(Exercise material):
━━━
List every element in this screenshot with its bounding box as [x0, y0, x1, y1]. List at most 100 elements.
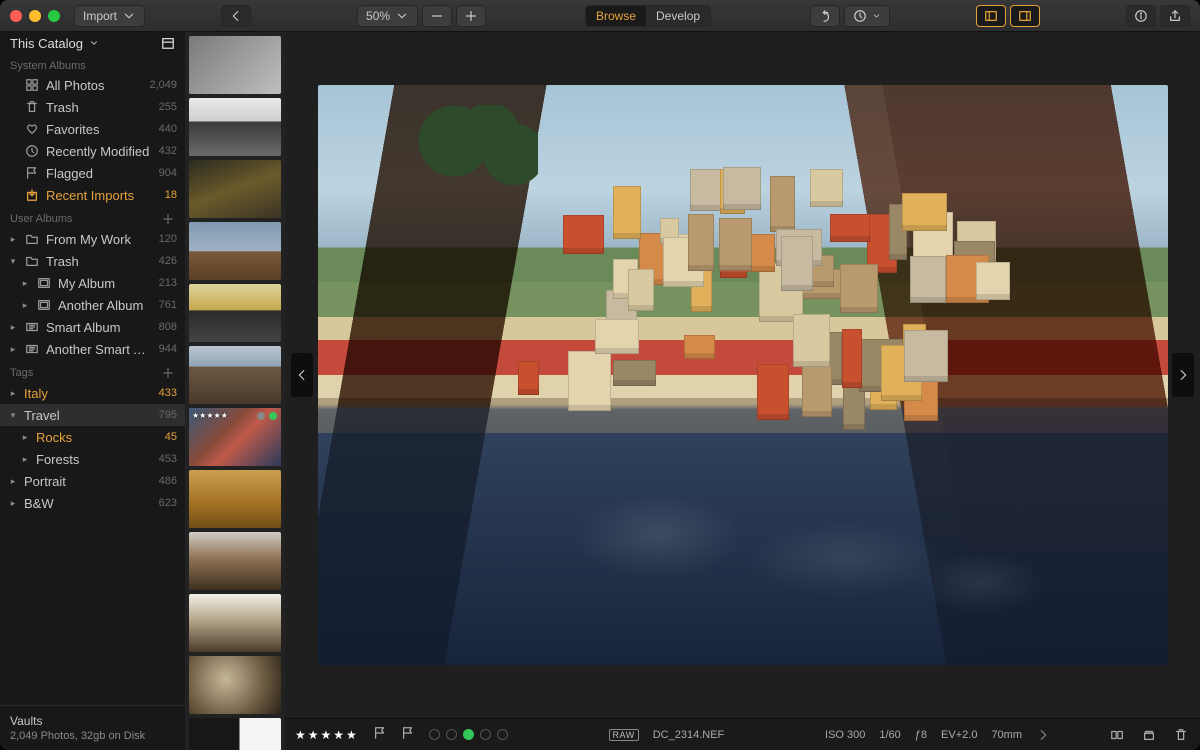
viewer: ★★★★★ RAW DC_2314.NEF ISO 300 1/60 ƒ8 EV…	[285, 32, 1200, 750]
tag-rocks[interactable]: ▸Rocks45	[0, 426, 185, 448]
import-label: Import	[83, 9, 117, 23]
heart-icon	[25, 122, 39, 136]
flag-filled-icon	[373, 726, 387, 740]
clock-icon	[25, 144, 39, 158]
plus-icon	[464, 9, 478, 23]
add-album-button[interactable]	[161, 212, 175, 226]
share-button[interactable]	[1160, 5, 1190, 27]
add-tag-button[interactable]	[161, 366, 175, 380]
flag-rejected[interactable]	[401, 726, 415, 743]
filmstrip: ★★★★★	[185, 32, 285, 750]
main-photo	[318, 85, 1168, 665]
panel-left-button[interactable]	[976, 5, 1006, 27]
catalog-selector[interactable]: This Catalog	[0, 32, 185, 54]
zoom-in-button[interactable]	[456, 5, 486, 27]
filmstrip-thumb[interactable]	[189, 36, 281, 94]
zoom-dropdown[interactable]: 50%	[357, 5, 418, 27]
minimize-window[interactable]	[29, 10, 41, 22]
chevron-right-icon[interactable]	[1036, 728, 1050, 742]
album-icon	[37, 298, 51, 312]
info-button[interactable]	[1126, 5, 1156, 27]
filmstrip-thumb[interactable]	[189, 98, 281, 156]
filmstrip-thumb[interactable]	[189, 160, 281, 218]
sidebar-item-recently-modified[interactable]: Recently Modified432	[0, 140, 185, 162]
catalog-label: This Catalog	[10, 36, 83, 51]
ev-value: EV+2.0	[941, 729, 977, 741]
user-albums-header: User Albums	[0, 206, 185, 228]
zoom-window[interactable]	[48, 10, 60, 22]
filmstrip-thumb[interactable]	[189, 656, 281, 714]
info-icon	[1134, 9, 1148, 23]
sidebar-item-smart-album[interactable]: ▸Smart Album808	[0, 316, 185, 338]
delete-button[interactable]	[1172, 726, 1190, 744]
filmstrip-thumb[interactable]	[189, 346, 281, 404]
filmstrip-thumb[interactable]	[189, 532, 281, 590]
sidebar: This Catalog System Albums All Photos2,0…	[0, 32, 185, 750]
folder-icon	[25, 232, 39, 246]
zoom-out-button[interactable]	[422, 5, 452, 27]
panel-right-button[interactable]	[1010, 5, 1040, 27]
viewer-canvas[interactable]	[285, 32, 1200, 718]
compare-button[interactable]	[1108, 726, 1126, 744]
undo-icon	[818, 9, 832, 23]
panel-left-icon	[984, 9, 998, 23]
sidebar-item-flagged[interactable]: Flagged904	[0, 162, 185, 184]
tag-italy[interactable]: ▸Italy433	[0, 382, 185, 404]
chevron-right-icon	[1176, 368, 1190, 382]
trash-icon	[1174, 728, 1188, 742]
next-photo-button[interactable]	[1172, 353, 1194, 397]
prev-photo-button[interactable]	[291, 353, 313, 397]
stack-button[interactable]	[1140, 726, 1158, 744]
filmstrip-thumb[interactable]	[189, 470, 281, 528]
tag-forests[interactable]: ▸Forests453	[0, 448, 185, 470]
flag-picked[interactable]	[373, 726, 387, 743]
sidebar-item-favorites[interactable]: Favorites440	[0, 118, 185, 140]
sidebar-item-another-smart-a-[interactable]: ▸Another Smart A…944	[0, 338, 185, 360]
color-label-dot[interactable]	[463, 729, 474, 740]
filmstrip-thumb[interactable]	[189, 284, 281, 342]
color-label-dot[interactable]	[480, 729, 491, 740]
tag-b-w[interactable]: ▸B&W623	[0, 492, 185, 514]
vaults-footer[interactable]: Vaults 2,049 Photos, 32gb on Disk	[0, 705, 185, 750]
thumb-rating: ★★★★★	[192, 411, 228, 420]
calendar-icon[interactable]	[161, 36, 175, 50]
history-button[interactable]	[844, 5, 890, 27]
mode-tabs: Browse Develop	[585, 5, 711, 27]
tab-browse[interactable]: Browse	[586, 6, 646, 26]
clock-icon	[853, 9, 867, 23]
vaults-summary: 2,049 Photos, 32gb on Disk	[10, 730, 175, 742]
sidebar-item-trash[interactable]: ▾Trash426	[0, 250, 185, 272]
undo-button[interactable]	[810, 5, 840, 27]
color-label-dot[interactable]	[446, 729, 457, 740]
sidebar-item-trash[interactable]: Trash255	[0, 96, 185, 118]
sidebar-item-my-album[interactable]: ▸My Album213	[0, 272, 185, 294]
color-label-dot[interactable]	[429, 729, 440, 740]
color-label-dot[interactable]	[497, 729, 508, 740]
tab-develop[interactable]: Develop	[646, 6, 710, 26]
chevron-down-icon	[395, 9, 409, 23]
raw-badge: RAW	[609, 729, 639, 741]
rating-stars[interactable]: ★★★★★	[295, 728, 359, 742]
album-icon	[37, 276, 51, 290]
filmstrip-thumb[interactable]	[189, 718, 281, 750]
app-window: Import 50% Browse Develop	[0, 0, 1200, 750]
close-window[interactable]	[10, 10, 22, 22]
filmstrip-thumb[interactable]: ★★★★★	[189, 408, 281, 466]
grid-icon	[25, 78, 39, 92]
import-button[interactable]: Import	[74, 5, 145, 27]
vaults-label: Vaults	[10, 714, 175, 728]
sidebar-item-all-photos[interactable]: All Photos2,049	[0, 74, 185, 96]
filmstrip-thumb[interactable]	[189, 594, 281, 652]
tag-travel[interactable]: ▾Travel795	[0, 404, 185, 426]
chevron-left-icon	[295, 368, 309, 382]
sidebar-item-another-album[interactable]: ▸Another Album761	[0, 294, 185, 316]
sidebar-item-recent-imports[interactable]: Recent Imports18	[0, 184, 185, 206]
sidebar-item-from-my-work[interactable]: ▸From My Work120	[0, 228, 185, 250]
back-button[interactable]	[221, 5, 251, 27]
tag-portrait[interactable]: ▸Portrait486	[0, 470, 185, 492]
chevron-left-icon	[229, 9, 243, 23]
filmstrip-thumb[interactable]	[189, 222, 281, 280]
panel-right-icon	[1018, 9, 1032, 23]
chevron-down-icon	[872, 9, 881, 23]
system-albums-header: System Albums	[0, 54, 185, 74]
━━━
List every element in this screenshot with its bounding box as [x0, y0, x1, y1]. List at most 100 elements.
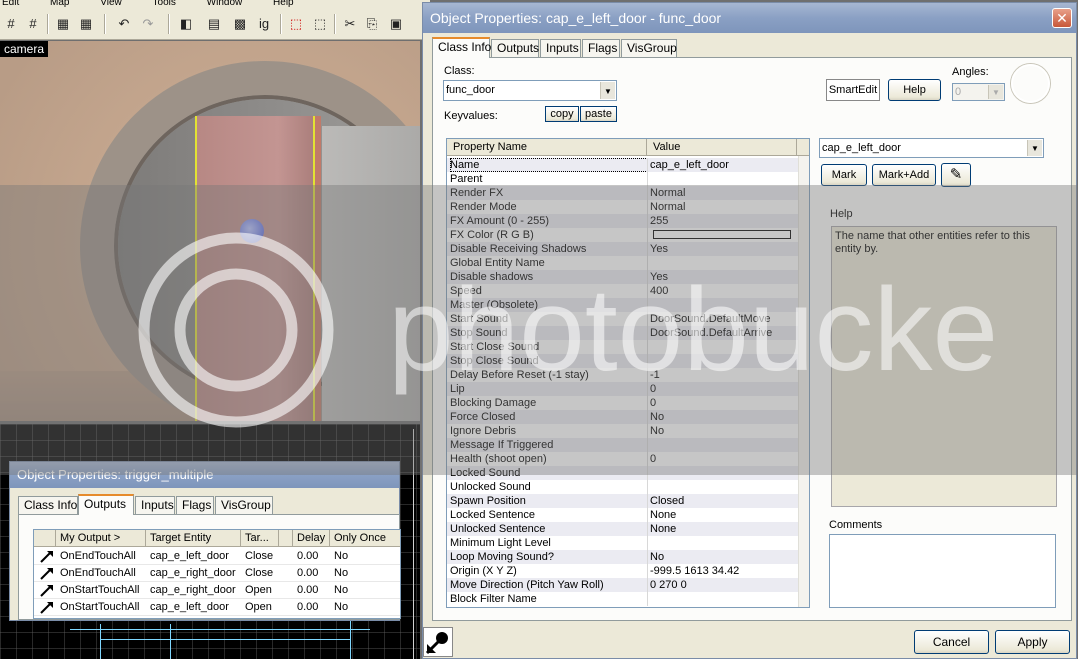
━━━
Report every line of the entries above that contains the string "Albums", treating uppercase and lowercase letters as different.

user-albums-header: User Albums	[0, 206, 185, 228]
sidebar: This Catalog System Albums All Photos2,0…	[0, 32, 185, 750]
system-albums-header: System Albums	[0, 54, 185, 74]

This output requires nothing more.